====== SUPPLIED DATA
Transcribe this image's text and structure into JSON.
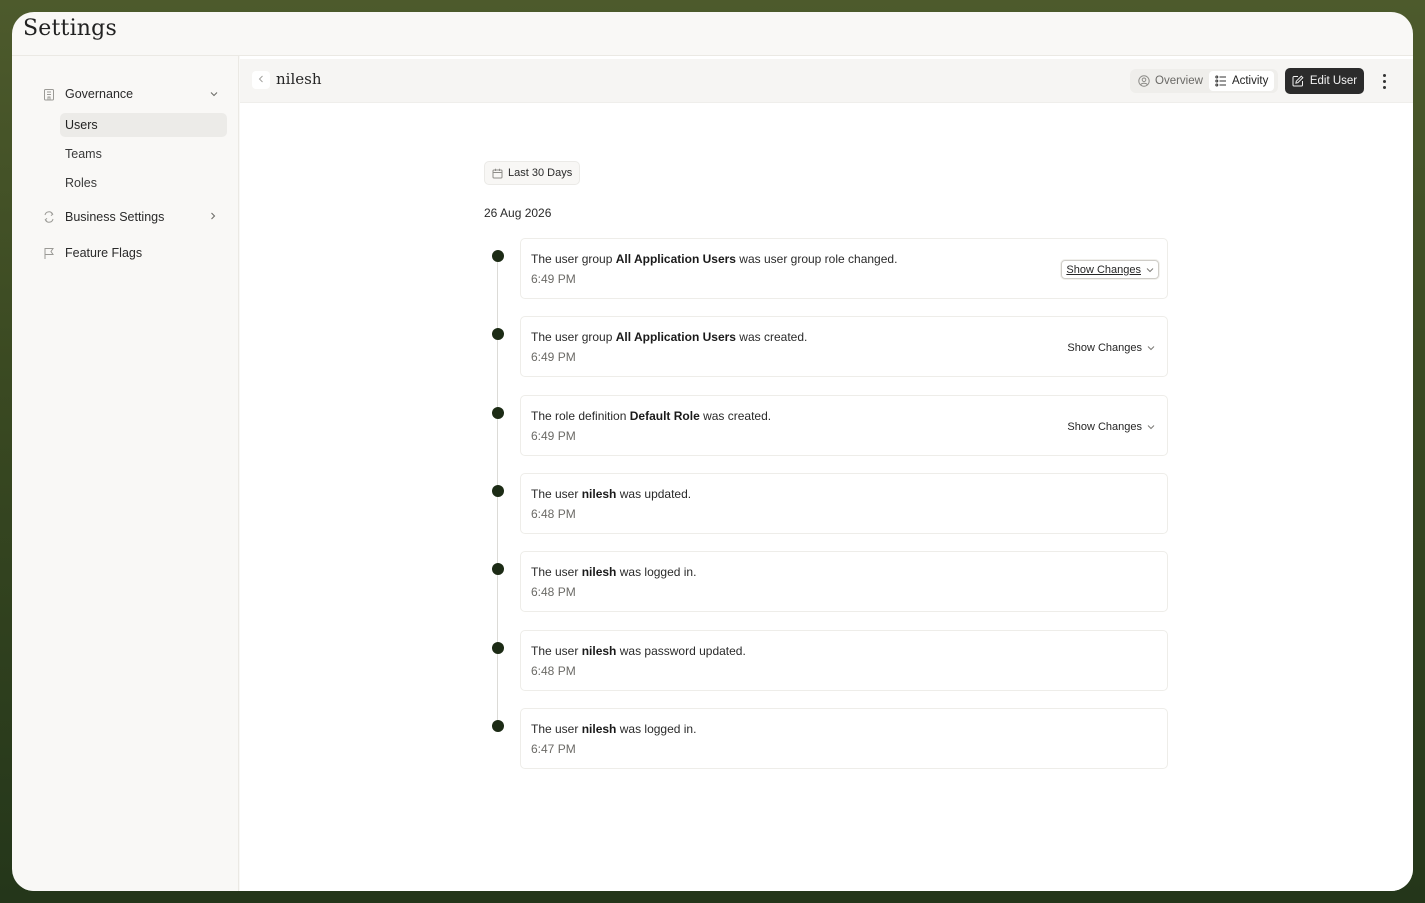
{
  "app": {
    "title": "Settings"
  },
  "sidebar": {
    "governance": {
      "label": "Governance",
      "icon": "building-icon"
    },
    "sub_items": [
      {
        "label": "Users",
        "active": true
      },
      {
        "label": "Teams",
        "active": false
      },
      {
        "label": "Roles",
        "active": false
      }
    ],
    "business_settings": {
      "label": "Business Settings",
      "icon": "refresh-icon"
    },
    "feature_flags": {
      "label": "Feature Flags",
      "icon": "flag-icon"
    }
  },
  "header": {
    "title": "nilesh",
    "tabs": [
      {
        "label": "Overview",
        "icon": "user-circle-icon",
        "active": false
      },
      {
        "label": "Activity",
        "icon": "list-icon",
        "active": true
      }
    ],
    "edit_label": "Edit User"
  },
  "filter": {
    "range_label": "Last 30 Days"
  },
  "activity": {
    "date": "26 Aug 2026",
    "show_changes_label": "Show Changes",
    "events": [
      {
        "pre": "The user group ",
        "bold": "All Application Users",
        "post": " was user group role changed.",
        "time": "6:49 PM",
        "has_changes": true
      },
      {
        "pre": "The user group ",
        "bold": "All Application Users",
        "post": " was created.",
        "time": "6:49 PM",
        "has_changes": true
      },
      {
        "pre": "The role definition ",
        "bold": "Default Role",
        "post": " was created.",
        "time": "6:49 PM",
        "has_changes": true
      },
      {
        "pre": "The user ",
        "bold": "nilesh",
        "post": " was updated.",
        "time": "6:48 PM",
        "has_changes": false
      },
      {
        "pre": "The user ",
        "bold": "nilesh",
        "post": " was logged in.",
        "time": "6:48 PM",
        "has_changes": false
      },
      {
        "pre": "The user ",
        "bold": "nilesh",
        "post": " was password updated.",
        "time": "6:48 PM",
        "has_changes": false
      },
      {
        "pre": "The user ",
        "bold": "nilesh",
        "post": " was logged in.",
        "time": "6:47 PM",
        "has_changes": false
      }
    ]
  },
  "colors": {
    "accent_dark": "#2b2b2b",
    "timeline_dot": "#1c2b15",
    "frame_green": "#3b4a22"
  }
}
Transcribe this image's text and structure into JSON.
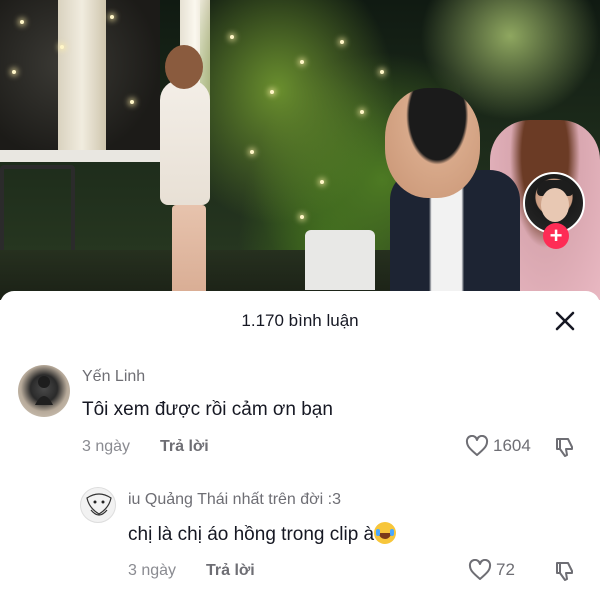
{
  "header": {
    "comment_count_label": "1.170 bình luận"
  },
  "comments": [
    {
      "username": "Yến Linh",
      "text": "Tôi xem được rồi cảm ơn bạn",
      "time": "3 ngày",
      "reply_label": "Trả lời",
      "like_count": "1604"
    },
    {
      "username": "iu Quảng Thái nhất trên đời :3",
      "text": "chị là chị áo hồng trong clip à",
      "emoji": "tears-of-joy-emoji",
      "time": "3 ngày",
      "reply_label": "Trả lời",
      "like_count": "72"
    }
  ],
  "icons": {
    "close": "close-icon",
    "like": "heart-outline-icon",
    "dislike": "thumbs-down-icon",
    "follow": "plus-icon"
  },
  "colors": {
    "follow_accent": "#fe2c55",
    "text_primary": "#161823",
    "text_secondary": "#8a8b91"
  }
}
============
**WRITTEN PROBLEM**
Reproduce the material word for word, minus the images.

**COMPLETE OUTPUT**
Transcribe this image's text and structure into JSON.
{
  "app": {
    "title": "Settings"
  },
  "sidebar": {
    "governance": {
      "label": "Governance",
      "icon": "building-icon"
    },
    "sub_items": [
      {
        "label": "Users",
        "active": true
      },
      {
        "label": "Teams",
        "active": false
      },
      {
        "label": "Roles",
        "active": false
      }
    ],
    "business_settings": {
      "label": "Business Settings",
      "icon": "refresh-icon"
    },
    "feature_flags": {
      "label": "Feature Flags",
      "icon": "flag-icon"
    }
  },
  "header": {
    "title": "nilesh",
    "tabs": [
      {
        "label": "Overview",
        "icon": "user-circle-icon",
        "active": false
      },
      {
        "label": "Activity",
        "icon": "list-icon",
        "active": true
      }
    ],
    "edit_label": "Edit User"
  },
  "filter": {
    "range_label": "Last 30 Days"
  },
  "activity": {
    "date": "26 Aug 2026",
    "show_changes_label": "Show Changes",
    "events": [
      {
        "pre": "The user group ",
        "bold": "All Application Users",
        "post": " was user group role changed.",
        "time": "6:49 PM",
        "has_changes": true
      },
      {
        "pre": "The user group ",
        "bold": "All Application Users",
        "post": " was created.",
        "time": "6:49 PM",
        "has_changes": true
      },
      {
        "pre": "The role definition ",
        "bold": "Default Role",
        "post": " was created.",
        "time": "6:49 PM",
        "has_changes": true
      },
      {
        "pre": "The user ",
        "bold": "nilesh",
        "post": " was updated.",
        "time": "6:48 PM",
        "has_changes": false
      },
      {
        "pre": "The user ",
        "bold": "nilesh",
        "post": " was logged in.",
        "time": "6:48 PM",
        "has_changes": false
      },
      {
        "pre": "The user ",
        "bold": "nilesh",
        "post": " was password updated.",
        "time": "6:48 PM",
        "has_changes": false
      },
      {
        "pre": "The user ",
        "bold": "nilesh",
        "post": " was logged in.",
        "time": "6:47 PM",
        "has_changes": false
      }
    ]
  },
  "colors": {
    "accent_dark": "#2b2b2b",
    "timeline_dot": "#1c2b15",
    "frame_green": "#3b4a22"
  }
}
Transcribe this image's text and structure into JSON.
{
  "header": {
    "comment_count_label": "1.170 bình luận"
  },
  "comments": [
    {
      "username": "Yến Linh",
      "text": "Tôi xem được rồi cảm ơn bạn",
      "time": "3 ngày",
      "reply_label": "Trả lời",
      "like_count": "1604"
    },
    {
      "username": "iu Quảng Thái nhất trên đời :3",
      "text": "chị là chị áo hồng trong clip à",
      "emoji": "tears-of-joy-emoji",
      "time": "3 ngày",
      "reply_label": "Trả lời",
      "like_count": "72"
    }
  ],
  "icons": {
    "close": "close-icon",
    "like": "heart-outline-icon",
    "dislike": "thumbs-down-icon",
    "follow": "plus-icon"
  },
  "colors": {
    "follow_accent": "#fe2c55",
    "text_primary": "#161823",
    "text_secondary": "#8a8b91"
  }
}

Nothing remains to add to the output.